What is being asked:
Pull out every line below holding the word "eran".

☆ ☆ ☆ ☆ ☆ ☆ ☆

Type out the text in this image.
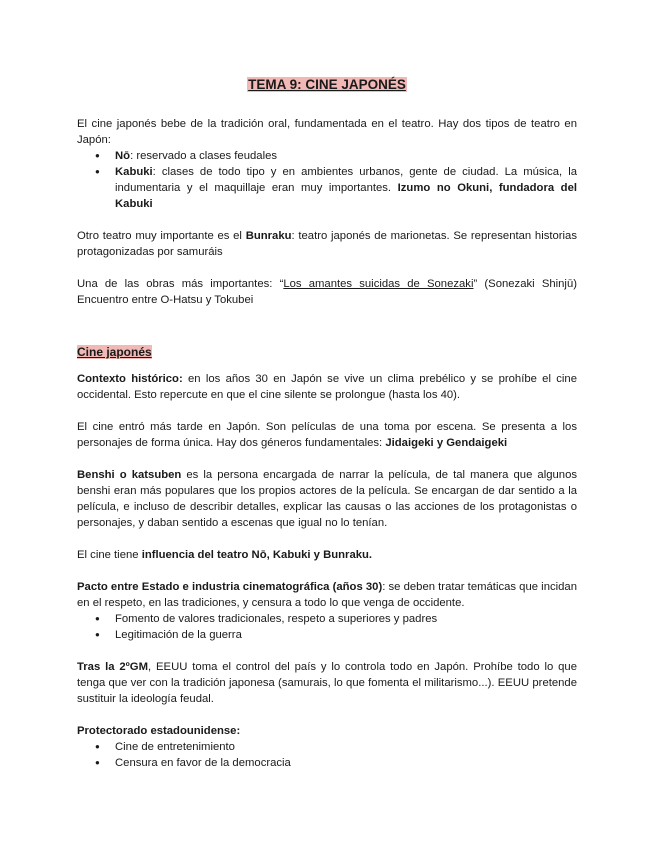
TEMA 9: CINE JAPONÉS

El cine japonés bebe de la tradición oral, fundamentada en el teatro. Hay dos tipos de teatro en Japón:

● Nō: reservado a clases feudales
● Kabuki: clases de todo tipo y en ambientes urbanos, gente de ciudad. La música, la indumentaria y el maquillaje eran muy importantes. Izumo no Okuni, fundadora del Kabuki

Otro teatro muy importante es el Bunraku: teatro japonés de marionetas. Se representan historias protagonizadas por samuráis

Una de las obras más importantes: “Los amantes suicidas de Sonezaki” (Sonezaki Shinjū) Encuentro entre O-Hatsu y Tokubei

Cine japonés

Contexto histórico: en los años 30 en Japón se vive un clima prebélico y se prohíbe el cine occidental. Esto repercute en que el cine silente se prolongue (hasta los 40).

El cine entró más tarde en Japón. Son películas de una toma por escena. Se presenta a los personajes de forma única. Hay dos géneros fundamentales: Jidaigeki y Gendaigeki

Benshi o katsuben es la persona encargada de narrar la película, de tal manera que algunos benshi eran más populares que los propios actores de la película. Se encargan de dar sentido a la película, e incluso de describir detalles, explicar las causas o las acciones de los protagonistas o personajes, y daban sentido a escenas que igual no lo tenían.

El cine tiene influencia del teatro Nō, Kabuki y Bunraku.

Pacto entre Estado e industria cinematográfica (años 30): se deben tratar temáticas que incidan en el respeto, en las tradiciones, y censura a todo lo que venga de occidente.

● Fomento de valores tradicionales, respeto a superiores y padres
● Legitimación de la guerra

Tras la 2ºGM, EEUU toma el control del país y lo controla todo en Japón. Prohíbe todo lo que tenga que ver con la tradición japonesa (samurais, lo que fomenta el militarismo...). EEUU pretende sustituir la ideología feudal.

Protectorado estadounidense:

● Cine de entretenimiento
● Censura en favor de la democracia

☆ ☆ ☆ ☆ ☆ ☆ ☆

Answer to the task:
● Kabuki: clases de todo tipo y en ambientes urbanos, gente de ciudad. La música, la indumentaria y el maquillaje eran muy importantes. Izumo no Okuni, fundadora del Kabuki
Benshi o katsuben es la persona encargada de narrar la película, de tal manera que algunos benshi eran más populares que los propios actores de la película. Se encargan de dar sentido a la película, e incluso de describir detalles, explicar las causas o las acciones de los protagonistas o personajes, y daban sentido a escenas que igual no lo tenían.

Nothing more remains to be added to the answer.